> GIVEN TASK
Show every line in the records below that contains the word "Customers".

> ROWS
START

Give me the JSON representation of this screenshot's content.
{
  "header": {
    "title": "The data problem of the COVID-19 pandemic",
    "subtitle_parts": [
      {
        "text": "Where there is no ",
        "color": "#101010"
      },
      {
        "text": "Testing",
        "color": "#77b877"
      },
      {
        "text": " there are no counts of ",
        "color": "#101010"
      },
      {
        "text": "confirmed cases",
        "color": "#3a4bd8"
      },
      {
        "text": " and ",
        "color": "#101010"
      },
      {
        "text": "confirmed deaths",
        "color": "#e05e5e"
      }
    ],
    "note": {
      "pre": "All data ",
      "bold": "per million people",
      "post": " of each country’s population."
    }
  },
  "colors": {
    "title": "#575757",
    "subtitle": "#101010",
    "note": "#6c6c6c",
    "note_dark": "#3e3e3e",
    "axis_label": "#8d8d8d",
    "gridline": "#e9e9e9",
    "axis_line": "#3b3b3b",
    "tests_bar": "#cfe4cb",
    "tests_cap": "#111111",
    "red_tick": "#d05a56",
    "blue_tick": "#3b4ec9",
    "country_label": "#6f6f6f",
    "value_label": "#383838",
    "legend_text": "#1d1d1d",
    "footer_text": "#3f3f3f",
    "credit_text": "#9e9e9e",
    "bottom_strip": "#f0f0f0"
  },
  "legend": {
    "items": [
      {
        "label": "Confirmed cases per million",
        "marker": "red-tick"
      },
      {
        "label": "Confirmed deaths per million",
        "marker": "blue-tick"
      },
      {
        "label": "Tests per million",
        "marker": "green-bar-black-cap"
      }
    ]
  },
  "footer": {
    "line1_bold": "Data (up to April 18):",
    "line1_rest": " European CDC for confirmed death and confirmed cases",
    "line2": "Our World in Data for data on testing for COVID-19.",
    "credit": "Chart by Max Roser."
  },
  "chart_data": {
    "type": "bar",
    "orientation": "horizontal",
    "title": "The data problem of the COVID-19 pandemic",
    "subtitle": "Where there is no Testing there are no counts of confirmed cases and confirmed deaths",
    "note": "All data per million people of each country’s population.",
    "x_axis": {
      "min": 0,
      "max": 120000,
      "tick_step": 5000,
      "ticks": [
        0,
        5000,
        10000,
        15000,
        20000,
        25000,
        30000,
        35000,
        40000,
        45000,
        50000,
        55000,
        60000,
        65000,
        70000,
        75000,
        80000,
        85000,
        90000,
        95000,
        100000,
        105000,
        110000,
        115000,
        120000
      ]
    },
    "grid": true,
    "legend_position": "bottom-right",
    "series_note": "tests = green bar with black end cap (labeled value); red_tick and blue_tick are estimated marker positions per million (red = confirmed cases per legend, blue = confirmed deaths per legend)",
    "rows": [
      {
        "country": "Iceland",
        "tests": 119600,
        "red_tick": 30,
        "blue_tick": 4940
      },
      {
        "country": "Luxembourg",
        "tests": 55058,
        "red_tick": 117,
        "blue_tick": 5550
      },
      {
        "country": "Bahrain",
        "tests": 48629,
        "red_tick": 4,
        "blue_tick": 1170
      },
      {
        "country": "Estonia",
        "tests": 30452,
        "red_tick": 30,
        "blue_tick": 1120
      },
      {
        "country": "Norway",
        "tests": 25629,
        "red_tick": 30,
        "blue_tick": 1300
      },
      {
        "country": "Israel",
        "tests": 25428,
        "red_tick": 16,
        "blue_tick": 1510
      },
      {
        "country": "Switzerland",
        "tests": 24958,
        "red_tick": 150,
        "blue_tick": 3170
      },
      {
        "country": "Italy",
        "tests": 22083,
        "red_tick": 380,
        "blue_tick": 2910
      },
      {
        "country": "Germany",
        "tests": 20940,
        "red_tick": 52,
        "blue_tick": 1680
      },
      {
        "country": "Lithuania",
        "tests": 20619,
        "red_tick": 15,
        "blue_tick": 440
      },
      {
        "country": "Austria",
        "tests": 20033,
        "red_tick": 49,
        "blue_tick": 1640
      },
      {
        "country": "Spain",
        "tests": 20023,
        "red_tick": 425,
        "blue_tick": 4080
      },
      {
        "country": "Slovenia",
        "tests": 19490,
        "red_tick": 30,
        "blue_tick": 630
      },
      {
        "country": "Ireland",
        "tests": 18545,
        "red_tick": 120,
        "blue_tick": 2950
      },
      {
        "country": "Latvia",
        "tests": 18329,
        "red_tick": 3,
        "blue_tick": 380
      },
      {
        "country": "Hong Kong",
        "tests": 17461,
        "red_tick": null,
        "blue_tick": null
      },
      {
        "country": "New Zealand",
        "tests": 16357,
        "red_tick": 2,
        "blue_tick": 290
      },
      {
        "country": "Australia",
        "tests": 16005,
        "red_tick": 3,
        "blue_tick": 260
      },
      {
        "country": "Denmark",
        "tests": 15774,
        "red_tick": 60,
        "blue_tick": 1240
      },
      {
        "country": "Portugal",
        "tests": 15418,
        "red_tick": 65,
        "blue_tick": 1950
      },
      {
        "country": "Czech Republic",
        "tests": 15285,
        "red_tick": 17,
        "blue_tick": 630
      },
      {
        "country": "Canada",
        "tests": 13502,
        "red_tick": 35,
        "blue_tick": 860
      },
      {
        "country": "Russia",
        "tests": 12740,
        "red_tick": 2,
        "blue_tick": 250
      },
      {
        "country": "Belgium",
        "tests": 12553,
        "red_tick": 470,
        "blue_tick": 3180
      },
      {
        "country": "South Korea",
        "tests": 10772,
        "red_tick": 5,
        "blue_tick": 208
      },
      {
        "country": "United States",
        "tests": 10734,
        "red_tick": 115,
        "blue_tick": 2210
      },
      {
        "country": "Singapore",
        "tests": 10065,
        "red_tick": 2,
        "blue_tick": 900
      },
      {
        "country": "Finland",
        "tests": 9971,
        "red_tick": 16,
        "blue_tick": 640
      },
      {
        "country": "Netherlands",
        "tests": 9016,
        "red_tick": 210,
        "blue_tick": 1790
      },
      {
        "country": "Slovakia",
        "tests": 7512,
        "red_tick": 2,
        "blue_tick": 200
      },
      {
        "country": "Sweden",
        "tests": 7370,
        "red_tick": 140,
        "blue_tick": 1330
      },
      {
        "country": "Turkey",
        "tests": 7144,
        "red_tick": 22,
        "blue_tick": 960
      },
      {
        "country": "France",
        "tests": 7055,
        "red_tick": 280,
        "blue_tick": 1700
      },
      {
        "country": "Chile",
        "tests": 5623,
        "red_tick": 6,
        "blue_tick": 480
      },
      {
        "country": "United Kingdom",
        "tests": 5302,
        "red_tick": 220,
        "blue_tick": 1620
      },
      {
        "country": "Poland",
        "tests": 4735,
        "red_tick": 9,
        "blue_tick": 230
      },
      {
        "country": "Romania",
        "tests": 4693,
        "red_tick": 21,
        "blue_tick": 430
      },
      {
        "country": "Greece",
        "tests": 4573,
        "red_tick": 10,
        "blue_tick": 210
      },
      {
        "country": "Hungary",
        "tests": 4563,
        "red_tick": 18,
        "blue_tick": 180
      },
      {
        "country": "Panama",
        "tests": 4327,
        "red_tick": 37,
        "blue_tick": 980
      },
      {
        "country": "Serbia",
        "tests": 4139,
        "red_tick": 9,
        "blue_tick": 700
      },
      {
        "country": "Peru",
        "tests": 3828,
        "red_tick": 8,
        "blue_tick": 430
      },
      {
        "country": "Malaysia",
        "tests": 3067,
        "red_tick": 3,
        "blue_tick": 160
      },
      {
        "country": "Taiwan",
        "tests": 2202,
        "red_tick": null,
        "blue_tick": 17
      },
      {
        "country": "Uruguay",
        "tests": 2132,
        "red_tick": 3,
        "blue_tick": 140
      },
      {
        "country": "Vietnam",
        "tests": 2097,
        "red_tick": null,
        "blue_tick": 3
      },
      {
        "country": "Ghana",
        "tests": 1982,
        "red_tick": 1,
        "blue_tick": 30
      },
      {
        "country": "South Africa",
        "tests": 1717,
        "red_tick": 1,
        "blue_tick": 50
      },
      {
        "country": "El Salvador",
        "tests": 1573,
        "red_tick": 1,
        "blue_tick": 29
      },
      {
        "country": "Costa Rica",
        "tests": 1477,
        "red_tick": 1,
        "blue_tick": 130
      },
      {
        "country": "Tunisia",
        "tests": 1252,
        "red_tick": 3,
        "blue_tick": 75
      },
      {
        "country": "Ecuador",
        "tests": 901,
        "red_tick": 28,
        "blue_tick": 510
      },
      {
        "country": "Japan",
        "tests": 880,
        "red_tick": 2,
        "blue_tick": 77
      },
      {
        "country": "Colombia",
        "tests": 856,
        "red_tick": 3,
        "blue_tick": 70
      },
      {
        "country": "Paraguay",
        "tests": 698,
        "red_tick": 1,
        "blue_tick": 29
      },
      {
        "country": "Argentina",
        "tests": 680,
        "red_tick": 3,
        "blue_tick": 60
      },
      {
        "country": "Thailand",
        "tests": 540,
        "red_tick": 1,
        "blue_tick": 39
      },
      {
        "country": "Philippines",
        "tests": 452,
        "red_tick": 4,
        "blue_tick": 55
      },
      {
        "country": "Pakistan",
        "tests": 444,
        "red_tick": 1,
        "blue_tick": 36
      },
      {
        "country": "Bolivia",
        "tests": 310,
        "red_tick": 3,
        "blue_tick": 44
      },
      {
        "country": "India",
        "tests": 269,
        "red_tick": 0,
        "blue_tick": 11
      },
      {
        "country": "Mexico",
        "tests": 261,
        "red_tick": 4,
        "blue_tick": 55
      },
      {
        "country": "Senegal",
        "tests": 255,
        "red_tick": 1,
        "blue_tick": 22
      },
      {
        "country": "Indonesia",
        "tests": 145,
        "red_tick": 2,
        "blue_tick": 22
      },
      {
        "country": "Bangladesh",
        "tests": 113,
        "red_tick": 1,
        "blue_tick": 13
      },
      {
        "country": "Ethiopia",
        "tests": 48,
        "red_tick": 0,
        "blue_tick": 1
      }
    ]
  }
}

END
START

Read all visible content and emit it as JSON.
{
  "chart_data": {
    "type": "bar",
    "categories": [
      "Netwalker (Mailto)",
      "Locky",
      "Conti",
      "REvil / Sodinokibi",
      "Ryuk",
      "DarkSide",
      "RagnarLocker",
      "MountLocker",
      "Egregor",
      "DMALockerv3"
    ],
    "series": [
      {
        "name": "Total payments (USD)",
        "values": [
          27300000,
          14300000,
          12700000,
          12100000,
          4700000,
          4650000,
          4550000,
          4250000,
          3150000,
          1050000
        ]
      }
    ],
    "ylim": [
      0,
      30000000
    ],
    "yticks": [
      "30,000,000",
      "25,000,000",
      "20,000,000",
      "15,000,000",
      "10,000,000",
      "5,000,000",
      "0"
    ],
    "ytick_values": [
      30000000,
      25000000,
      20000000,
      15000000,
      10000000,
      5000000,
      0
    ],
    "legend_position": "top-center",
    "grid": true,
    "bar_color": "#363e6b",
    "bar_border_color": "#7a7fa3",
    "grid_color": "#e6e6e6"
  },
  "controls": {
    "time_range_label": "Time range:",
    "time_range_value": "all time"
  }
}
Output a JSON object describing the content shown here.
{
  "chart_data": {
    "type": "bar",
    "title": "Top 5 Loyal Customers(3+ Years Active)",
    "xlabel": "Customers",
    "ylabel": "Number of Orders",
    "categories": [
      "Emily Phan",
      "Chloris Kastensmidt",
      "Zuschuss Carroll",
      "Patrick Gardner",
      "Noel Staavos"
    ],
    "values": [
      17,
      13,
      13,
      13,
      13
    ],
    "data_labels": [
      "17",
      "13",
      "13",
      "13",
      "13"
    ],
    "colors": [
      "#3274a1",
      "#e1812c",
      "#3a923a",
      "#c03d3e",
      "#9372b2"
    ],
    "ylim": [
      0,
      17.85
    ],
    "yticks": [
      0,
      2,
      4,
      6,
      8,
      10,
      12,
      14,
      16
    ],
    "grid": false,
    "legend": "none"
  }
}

END
START

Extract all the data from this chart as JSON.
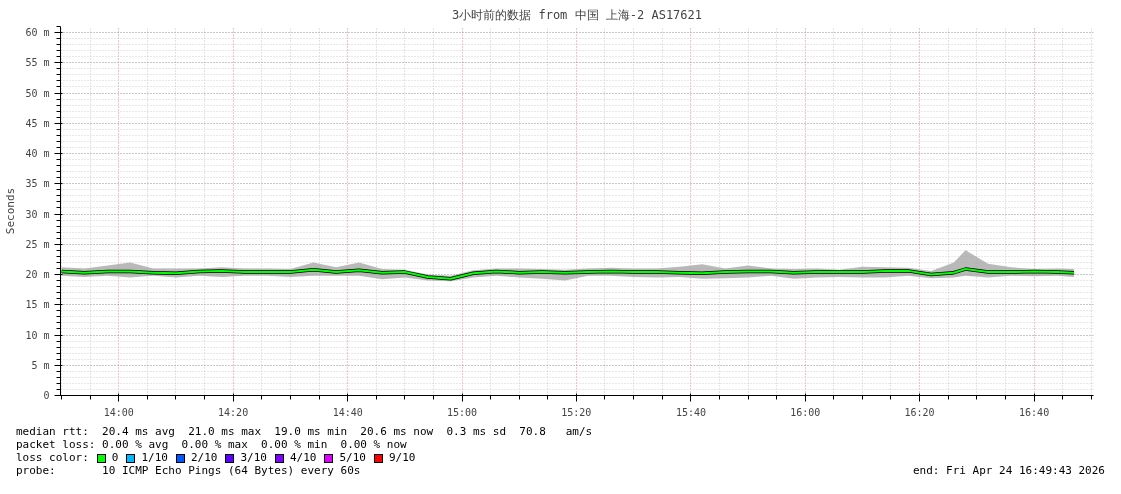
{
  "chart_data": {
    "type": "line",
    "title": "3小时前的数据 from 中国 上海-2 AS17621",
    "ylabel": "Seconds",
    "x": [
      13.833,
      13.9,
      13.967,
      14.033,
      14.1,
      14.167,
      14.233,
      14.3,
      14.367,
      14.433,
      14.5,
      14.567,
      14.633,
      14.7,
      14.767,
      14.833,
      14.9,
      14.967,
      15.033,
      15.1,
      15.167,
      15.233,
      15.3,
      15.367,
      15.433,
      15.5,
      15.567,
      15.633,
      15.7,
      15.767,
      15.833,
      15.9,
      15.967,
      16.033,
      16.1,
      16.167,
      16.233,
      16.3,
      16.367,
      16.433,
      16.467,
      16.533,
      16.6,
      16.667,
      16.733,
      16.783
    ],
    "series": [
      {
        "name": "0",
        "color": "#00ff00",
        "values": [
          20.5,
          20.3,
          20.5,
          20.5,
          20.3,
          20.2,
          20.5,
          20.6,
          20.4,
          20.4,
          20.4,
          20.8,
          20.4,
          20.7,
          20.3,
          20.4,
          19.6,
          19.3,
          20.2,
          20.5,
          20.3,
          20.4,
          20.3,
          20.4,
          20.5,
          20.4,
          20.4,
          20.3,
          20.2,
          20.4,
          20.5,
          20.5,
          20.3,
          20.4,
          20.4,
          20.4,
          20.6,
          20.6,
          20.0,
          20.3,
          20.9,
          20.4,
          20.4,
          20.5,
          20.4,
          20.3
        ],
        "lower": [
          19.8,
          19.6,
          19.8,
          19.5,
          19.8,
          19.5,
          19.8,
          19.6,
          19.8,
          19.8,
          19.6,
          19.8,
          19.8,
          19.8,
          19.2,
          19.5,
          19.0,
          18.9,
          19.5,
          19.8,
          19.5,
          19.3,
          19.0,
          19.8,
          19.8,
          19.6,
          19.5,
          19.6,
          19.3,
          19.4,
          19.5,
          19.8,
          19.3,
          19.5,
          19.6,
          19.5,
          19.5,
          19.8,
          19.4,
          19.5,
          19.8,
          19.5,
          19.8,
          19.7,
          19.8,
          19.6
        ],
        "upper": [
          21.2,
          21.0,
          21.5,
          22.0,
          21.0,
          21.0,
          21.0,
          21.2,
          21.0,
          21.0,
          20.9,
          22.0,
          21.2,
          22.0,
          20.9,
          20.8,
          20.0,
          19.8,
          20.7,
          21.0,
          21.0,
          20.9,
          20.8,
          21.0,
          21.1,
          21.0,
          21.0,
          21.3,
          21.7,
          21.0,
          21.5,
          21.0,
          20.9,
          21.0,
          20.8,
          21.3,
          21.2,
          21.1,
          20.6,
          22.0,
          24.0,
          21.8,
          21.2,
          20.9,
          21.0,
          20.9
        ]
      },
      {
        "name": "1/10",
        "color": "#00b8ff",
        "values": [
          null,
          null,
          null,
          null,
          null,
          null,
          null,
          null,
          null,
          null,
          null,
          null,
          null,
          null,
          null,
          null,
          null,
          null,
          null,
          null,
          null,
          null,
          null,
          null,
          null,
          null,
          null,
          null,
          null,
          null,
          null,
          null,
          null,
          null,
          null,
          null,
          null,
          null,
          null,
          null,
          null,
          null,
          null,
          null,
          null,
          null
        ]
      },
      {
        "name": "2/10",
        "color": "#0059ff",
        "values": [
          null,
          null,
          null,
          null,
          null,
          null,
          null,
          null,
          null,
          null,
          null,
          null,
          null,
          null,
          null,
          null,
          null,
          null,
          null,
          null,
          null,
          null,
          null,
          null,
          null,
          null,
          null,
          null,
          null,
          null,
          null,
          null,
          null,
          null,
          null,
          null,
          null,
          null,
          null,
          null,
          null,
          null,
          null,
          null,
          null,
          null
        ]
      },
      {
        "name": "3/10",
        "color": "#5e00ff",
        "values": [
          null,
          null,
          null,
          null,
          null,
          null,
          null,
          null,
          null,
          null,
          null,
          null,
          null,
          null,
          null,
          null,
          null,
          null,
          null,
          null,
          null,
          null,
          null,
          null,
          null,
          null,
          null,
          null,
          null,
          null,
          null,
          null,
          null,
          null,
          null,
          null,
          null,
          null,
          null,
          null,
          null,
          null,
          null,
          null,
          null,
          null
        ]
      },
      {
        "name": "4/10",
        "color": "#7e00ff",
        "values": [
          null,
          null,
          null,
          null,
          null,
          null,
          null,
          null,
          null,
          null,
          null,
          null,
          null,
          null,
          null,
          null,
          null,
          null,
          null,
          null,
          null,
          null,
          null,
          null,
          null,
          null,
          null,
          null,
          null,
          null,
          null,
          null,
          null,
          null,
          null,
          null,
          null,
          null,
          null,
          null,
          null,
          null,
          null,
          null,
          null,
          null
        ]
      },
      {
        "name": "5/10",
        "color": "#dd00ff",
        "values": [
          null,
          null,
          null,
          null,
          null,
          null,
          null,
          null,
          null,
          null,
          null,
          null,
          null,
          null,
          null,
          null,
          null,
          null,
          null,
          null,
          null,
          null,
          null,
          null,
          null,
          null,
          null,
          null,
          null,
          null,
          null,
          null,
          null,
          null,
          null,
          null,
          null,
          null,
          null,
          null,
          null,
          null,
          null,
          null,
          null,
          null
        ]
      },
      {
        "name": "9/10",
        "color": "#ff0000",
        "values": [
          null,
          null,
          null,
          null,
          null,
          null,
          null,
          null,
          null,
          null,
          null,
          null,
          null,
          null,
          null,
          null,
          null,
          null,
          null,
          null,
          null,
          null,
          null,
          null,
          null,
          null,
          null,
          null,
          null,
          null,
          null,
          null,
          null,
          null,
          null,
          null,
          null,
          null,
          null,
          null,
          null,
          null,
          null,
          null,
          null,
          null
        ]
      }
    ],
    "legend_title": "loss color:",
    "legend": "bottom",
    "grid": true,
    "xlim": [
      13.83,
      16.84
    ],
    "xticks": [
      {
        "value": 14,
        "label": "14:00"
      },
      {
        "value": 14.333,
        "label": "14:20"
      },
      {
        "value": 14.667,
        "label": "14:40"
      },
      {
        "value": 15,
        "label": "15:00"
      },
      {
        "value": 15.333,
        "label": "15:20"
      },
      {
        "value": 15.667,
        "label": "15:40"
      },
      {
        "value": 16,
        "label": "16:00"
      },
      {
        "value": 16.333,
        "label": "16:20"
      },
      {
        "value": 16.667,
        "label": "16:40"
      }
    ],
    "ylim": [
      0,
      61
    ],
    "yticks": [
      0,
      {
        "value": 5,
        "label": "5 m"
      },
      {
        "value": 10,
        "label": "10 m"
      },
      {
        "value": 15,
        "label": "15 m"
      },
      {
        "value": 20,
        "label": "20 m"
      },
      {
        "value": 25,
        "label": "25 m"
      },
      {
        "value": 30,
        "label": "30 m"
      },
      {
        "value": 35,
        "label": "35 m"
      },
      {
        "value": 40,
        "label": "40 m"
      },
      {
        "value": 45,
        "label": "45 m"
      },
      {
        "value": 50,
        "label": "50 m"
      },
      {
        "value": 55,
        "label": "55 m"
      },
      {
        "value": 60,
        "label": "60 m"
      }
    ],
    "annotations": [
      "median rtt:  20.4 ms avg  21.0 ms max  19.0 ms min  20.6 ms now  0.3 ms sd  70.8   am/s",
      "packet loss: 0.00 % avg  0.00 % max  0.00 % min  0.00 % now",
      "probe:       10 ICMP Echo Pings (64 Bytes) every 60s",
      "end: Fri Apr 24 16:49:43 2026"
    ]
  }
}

END

> REPLY TO THE EXERCISE
    "title": "Top 5 Loyal Customers(3+ Years Active)",
    "xlabel": "Customers",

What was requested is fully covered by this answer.